(Dataset entries on figures)
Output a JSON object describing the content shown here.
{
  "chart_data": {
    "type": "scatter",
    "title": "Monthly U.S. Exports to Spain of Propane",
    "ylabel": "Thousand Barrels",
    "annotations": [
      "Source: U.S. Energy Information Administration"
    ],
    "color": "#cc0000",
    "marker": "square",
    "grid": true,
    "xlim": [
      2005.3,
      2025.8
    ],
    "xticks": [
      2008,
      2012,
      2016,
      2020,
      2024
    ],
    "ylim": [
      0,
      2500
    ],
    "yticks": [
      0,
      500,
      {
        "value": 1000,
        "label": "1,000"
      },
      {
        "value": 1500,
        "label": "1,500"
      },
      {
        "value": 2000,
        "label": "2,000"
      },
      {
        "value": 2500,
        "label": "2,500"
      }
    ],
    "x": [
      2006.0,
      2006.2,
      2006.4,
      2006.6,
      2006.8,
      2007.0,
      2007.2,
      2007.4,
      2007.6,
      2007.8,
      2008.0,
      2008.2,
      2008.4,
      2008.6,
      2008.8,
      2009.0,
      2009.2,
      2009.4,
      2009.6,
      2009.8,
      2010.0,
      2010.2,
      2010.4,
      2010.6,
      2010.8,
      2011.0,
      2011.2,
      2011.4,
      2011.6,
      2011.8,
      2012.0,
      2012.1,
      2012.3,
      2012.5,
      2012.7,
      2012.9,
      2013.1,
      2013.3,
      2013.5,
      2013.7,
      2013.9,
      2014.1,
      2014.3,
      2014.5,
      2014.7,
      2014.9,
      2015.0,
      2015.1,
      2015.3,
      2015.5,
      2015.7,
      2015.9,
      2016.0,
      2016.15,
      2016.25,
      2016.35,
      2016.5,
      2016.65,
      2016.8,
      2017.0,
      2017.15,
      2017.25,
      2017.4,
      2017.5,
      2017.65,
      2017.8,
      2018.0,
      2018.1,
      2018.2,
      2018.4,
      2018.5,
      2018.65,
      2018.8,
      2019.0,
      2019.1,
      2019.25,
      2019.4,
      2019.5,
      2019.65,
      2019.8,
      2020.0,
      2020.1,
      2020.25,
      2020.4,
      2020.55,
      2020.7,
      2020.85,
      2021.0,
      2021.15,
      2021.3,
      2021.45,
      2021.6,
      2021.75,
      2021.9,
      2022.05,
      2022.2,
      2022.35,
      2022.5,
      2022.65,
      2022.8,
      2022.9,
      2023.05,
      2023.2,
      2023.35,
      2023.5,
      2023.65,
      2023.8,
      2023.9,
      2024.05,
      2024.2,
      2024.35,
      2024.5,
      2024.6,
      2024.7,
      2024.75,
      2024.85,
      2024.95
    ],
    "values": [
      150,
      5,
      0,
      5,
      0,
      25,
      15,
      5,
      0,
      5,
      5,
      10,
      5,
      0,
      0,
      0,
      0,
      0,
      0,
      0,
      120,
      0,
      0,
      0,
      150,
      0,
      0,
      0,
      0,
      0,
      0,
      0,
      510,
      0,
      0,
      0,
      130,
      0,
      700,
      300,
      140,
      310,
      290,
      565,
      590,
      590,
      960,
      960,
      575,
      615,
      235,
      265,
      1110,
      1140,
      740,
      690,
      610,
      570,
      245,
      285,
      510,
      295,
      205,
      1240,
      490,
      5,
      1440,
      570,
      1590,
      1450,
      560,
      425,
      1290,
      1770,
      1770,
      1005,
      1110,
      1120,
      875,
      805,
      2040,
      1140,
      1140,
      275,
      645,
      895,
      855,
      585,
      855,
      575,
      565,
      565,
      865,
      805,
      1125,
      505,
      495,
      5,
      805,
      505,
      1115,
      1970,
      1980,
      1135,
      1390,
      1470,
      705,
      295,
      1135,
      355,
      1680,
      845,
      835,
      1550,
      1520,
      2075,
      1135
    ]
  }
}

** Stated exercise **
Write each line above out exactly.

** Task output **
Output a JSON object describing the content shown here.
{
  "chart_data": {
    "type": "scatter",
    "title": "Monthly U.S. Exports to Spain of Propane",
    "ylabel": "Thousand Barrels",
    "annotations": [
      "Source: U.S. Energy Information Administration"
    ],
    "color": "#cc0000",
    "marker": "square",
    "grid": true,
    "xlim": [
      2005.3,
      2025.8
    ],
    "xticks": [
      2008,
      2012,
      2016,
      2020,
      2024
    ],
    "ylim": [
      0,
      2500
    ],
    "yticks": [
      0,
      500,
      {
        "value": 1000,
        "label": "1,000"
      },
      {
        "value": 1500,
        "label": "1,500"
      },
      {
        "value": 2000,
        "label": "2,000"
      },
      {
        "value": 2500,
        "label": "2,500"
      }
    ],
    "x": [
      2006.0,
      2006.2,
      2006.4,
      2006.6,
      2006.8,
      2007.0,
      2007.2,
      2007.4,
      2007.6,
      2007.8,
      2008.0,
      2008.2,
      2008.4,
      2008.6,
      2008.8,
      2009.0,
      2009.2,
      2009.4,
      2009.6,
      2009.8,
      2010.0,
      2010.2,
      2010.4,
      2010.6,
      2010.8,
      2011.0,
      2011.2,
      2011.4,
      2011.6,
      2011.8,
      2012.0,
      2012.1,
      2012.3,
      2012.5,
      2012.7,
      2012.9,
      2013.1,
      2013.3,
      2013.5,
      2013.7,
      2013.9,
      2014.1,
      2014.3,
      2014.5,
      2014.7,
      2014.9,
      2015.0,
      2015.1,
      2015.3,
      2015.5,
      2015.7,
      2015.9,
      2016.0,
      2016.15,
      2016.25,
      2016.35,
      2016.5,
      2016.65,
      2016.8,
      2017.0,
      2017.15,
      2017.25,
      2017.4,
      2017.5,
      2017.65,
      2017.8,
      2018.0,
      2018.1,
      2018.2,
      2018.4,
      2018.5,
      2018.65,
      2018.8,
      2019.0,
      2019.1,
      2019.25,
      2019.4,
      2019.5,
      2019.65,
      2019.8,
      2020.0,
      2020.1,
      2020.25,
      2020.4,
      2020.55,
      2020.7,
      2020.85,
      2021.0,
      2021.15,
      2021.3,
      2021.45,
      2021.6,
      2021.75,
      2021.9,
      2022.05,
      2022.2,
      2022.35,
      2022.5,
      2022.65,
      2022.8,
      2022.9,
      2023.05,
      2023.2,
      2023.35,
      2023.5,
      2023.65,
      2023.8,
      2023.9,
      2024.05,
      2024.2,
      2024.35,
      2024.5,
      2024.6,
      2024.7,
      2024.75,
      2024.85,
      2024.95
    ],
    "values": [
      150,
      5,
      0,
      5,
      0,
      25,
      15,
      5,
      0,
      5,
      5,
      10,
      5,
      0,
      0,
      0,
      0,
      0,
      0,
      0,
      120,
      0,
      0,
      0,
      150,
      0,
      0,
      0,
      0,
      0,
      0,
      0,
      510,
      0,
      0,
      0,
      130,
      0,
      700,
      300,
      140,
      310,
      290,
      565,
      590,
      590,
      960,
      960,
      575,
      615,
      235,
      265,
      1110,
      1140,
      740,
      690,
      610,
      570,
      245,
      285,
      510,
      295,
      205,
      1240,
      490,
      5,
      1440,
      570,
      1590,
      1450,
      560,
      425,
      1290,
      1770,
      1770,
      1005,
      1110,
      1120,
      875,
      805,
      2040,
      1140,
      1140,
      275,
      645,
      895,
      855,
      585,
      855,
      575,
      565,
      565,
      865,
      805,
      1125,
      505,
      495,
      5,
      805,
      505,
      1115,
      1970,
      1980,
      1135,
      1390,
      1470,
      705,
      295,
      1135,
      355,
      1680,
      845,
      835,
      1550,
      1520,
      2075,
      1135
    ]
  }
}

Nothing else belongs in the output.